[Stored data entries]
* start *

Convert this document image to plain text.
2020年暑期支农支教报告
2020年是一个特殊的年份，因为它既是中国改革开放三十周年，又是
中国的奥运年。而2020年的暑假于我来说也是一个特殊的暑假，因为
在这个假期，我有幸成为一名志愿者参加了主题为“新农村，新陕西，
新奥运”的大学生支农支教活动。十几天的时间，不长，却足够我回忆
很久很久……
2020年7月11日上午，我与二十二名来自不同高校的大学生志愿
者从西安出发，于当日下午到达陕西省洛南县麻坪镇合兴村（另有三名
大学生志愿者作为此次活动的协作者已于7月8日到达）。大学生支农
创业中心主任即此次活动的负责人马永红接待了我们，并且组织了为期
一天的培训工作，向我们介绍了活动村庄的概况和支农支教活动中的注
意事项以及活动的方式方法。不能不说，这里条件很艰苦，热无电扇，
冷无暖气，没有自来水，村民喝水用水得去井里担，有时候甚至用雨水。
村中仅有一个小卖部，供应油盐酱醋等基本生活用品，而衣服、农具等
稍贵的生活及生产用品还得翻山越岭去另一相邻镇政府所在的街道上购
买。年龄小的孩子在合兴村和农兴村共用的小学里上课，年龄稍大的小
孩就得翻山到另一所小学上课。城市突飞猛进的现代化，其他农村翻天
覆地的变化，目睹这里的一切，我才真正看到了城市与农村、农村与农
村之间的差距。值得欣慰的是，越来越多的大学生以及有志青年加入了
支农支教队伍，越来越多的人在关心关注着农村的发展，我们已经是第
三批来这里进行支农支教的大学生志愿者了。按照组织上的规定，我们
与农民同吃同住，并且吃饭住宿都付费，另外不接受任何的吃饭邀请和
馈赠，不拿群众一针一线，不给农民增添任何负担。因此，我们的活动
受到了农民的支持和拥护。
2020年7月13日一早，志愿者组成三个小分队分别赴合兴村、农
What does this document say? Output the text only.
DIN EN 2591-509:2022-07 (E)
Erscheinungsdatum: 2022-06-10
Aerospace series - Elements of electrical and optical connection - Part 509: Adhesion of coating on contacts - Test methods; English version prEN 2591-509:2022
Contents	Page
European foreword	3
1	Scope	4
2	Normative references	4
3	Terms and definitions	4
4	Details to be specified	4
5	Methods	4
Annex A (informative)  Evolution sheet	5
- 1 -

* end *

> [Goal of the exercise]
From the line containing "What does this" through the closing line of the material above, return every line exactly and omit all others.

> [Complete output]
What does this document say? Output the text only.
DIN EN 2591-509:2022-07 (E)
Erscheinungsdatum: 2022-06-10
Aerospace series - Elements of electrical and optical connection - Part 509: Adhesion of coating on contacts - Test methods; English version prEN 2591-509:2022
Contents	Page
European foreword	3
1	Scope	4
2	Normative references	4
3	Terms and definitions	4
4	Details to be specified	4
5	Methods	4
Annex A (informative)  Evolution sheet	5
- 1 -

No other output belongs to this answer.